WORK TO COMPLETE — Where the word "this" occurs in a line, return that line.

Recorded data —
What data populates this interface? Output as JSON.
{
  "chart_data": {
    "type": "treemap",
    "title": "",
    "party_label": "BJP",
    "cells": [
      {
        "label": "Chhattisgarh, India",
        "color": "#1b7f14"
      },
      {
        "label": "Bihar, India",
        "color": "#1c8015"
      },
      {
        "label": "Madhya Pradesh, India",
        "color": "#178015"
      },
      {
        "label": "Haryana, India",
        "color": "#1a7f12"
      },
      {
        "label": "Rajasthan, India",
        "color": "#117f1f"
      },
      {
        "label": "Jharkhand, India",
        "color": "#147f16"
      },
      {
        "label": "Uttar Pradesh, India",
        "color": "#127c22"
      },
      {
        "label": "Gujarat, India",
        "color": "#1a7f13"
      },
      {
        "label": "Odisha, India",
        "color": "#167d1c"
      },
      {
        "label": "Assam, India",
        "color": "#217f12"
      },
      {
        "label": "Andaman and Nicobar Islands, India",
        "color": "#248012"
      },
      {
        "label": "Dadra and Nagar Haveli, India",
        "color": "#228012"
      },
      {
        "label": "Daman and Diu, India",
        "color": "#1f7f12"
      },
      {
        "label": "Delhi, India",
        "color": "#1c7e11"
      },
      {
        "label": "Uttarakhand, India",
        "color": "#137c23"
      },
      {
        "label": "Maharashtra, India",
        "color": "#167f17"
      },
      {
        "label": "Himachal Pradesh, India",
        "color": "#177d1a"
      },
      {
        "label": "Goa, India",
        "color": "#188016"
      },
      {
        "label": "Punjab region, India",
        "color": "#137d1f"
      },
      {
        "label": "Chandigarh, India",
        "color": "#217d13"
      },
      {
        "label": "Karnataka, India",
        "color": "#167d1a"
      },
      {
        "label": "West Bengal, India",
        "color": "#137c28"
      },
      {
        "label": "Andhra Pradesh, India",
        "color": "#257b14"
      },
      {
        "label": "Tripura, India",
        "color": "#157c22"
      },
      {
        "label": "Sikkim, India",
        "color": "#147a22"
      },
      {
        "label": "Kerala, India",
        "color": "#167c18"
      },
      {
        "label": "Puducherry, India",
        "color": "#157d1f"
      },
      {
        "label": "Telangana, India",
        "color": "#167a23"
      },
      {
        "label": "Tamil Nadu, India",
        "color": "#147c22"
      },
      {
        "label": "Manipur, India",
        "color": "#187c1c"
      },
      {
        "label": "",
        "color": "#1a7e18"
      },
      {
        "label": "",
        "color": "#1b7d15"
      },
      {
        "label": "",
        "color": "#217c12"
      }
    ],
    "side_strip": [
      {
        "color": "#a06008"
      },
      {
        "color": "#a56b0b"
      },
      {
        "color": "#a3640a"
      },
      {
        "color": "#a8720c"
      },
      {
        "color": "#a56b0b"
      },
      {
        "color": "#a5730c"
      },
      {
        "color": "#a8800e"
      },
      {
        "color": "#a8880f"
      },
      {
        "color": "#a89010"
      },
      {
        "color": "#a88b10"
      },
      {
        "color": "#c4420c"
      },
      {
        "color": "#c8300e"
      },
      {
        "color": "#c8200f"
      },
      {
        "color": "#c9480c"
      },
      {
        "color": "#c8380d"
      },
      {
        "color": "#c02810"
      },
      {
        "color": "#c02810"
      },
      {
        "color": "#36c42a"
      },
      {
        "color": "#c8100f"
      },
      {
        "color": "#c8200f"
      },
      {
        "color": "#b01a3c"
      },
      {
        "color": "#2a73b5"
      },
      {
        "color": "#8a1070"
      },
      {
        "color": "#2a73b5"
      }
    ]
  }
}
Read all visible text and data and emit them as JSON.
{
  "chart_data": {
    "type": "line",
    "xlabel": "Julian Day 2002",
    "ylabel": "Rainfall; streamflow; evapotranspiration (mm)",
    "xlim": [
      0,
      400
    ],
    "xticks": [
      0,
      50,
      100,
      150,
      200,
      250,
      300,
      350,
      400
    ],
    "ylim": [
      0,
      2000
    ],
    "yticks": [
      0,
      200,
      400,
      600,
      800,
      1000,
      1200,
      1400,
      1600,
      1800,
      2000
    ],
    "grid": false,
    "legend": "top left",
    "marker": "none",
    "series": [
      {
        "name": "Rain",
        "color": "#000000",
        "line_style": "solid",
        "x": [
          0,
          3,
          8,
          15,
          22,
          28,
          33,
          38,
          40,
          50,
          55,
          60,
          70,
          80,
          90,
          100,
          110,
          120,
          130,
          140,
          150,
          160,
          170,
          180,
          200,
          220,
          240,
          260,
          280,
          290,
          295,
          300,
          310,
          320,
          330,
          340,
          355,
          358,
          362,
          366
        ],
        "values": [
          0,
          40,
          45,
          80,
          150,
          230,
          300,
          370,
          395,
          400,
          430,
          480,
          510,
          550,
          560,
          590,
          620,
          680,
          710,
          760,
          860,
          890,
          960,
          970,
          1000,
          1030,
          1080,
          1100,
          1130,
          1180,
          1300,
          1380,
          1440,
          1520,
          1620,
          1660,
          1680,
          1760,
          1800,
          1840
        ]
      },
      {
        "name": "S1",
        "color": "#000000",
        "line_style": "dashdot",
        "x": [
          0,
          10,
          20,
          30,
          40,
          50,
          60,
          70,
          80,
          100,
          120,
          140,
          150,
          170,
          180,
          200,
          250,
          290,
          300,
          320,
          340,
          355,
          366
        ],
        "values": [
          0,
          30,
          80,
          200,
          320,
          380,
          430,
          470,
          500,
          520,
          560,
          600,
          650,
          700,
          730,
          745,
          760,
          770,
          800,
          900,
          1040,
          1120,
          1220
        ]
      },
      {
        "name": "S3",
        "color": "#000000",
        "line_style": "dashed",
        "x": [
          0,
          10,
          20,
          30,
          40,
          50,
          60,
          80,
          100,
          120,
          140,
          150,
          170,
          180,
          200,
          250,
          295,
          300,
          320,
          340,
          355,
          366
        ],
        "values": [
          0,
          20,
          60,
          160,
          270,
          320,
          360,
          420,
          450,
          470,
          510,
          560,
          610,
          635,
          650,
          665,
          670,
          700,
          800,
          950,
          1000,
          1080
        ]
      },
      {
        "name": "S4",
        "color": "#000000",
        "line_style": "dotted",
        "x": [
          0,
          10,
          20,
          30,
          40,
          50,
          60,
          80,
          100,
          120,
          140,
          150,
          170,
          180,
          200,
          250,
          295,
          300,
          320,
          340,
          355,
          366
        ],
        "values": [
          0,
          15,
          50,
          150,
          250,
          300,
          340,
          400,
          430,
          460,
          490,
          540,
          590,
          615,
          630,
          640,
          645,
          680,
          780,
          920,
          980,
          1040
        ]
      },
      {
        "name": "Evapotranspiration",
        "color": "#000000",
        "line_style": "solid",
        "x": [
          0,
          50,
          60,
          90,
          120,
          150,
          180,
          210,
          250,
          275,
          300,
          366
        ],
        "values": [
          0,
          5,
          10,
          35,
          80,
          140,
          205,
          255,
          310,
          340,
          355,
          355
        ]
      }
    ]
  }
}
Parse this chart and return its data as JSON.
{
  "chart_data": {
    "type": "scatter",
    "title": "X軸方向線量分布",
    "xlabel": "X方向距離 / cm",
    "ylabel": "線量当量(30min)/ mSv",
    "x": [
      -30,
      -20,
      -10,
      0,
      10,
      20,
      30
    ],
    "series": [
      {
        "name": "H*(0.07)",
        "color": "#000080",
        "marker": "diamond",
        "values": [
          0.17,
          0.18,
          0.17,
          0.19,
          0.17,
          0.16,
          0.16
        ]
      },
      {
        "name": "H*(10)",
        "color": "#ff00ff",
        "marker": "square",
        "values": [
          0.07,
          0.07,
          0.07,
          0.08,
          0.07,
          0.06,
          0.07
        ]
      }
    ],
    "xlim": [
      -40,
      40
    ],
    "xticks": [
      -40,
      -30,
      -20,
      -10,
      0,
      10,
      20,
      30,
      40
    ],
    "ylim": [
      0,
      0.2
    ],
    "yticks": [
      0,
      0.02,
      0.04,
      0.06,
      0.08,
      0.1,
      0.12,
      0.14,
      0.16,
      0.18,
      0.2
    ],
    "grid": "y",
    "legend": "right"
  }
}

FULL SOLUTION —
What data populates this interface? Output as JSON.
Parse this chart and return its data as JSON.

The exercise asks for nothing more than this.